— SET EXERCISE —
Using the listing below, please gather every line containing the word "icon".

— SOURCE RECORDS —
^^^^^^^^^^^^^^^^
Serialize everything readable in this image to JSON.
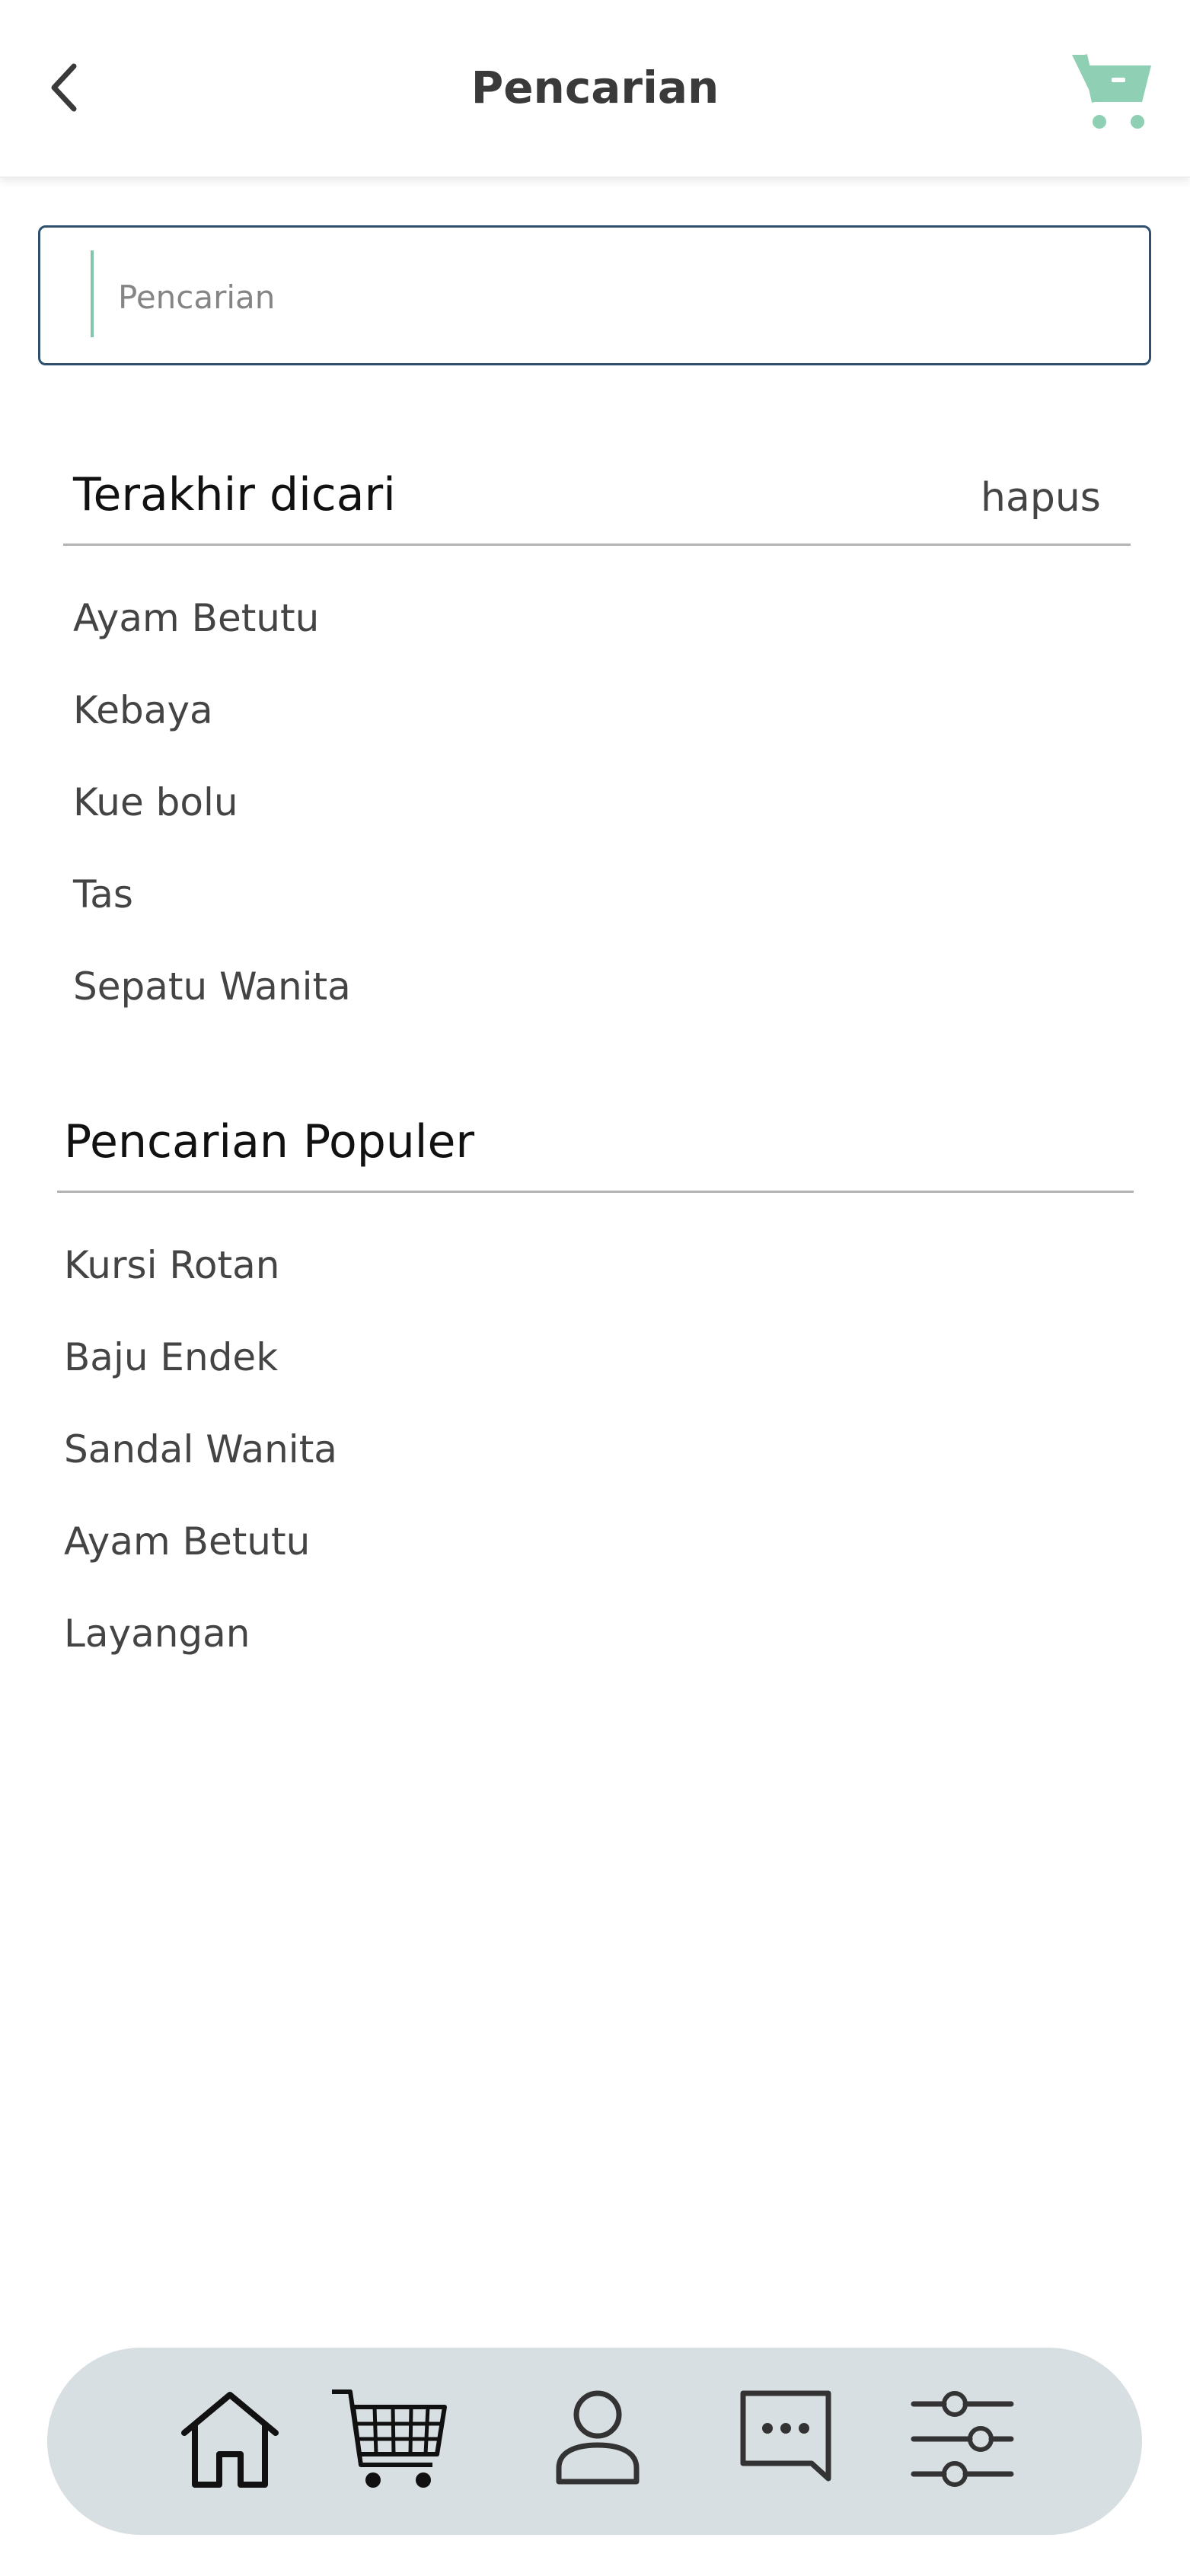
{
  "header": {
    "title": "Pencarian",
    "back_icon": "chevron-left-icon",
    "cart_icon": "cart-icon",
    "cart_color": "#8fcfb3"
  },
  "search": {
    "placeholder": "Pencarian",
    "value": "",
    "caret_color": "#7fc7a8",
    "border_color": "#2f4f6e"
  },
  "recent": {
    "title": "Terakhir dicari",
    "clear_label": "hapus",
    "items": [
      {
        "label": "Ayam Betutu"
      },
      {
        "label": "Kebaya"
      },
      {
        "label": "Kue bolu"
      },
      {
        "label": "Tas"
      },
      {
        "label": "Sepatu Wanita"
      }
    ]
  },
  "popular": {
    "title": "Pencarian Populer",
    "items": [
      {
        "label": "Kursi Rotan"
      },
      {
        "label": "Baju Endek"
      },
      {
        "label": "Sandal Wanita"
      },
      {
        "label": "Ayam Betutu"
      },
      {
        "label": "Layangan"
      }
    ]
  },
  "bottom_nav": {
    "background": "#d8dfe3",
    "items": [
      {
        "icon": "home-icon"
      },
      {
        "icon": "shopping-cart-icon"
      },
      {
        "icon": "user-icon"
      },
      {
        "icon": "chat-icon"
      },
      {
        "icon": "sliders-icon"
      }
    ]
  }
}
^^^^^^^^^^^^^^^^
— RESULT BELOW —
    "back_icon": "chevron-left-icon",
    "cart_icon": "cart-icon",
        "icon": "home-icon"
        "icon": "shopping-cart-icon"
        "icon": "user-icon"
        "icon": "chat-icon"
        "icon": "sliders-icon"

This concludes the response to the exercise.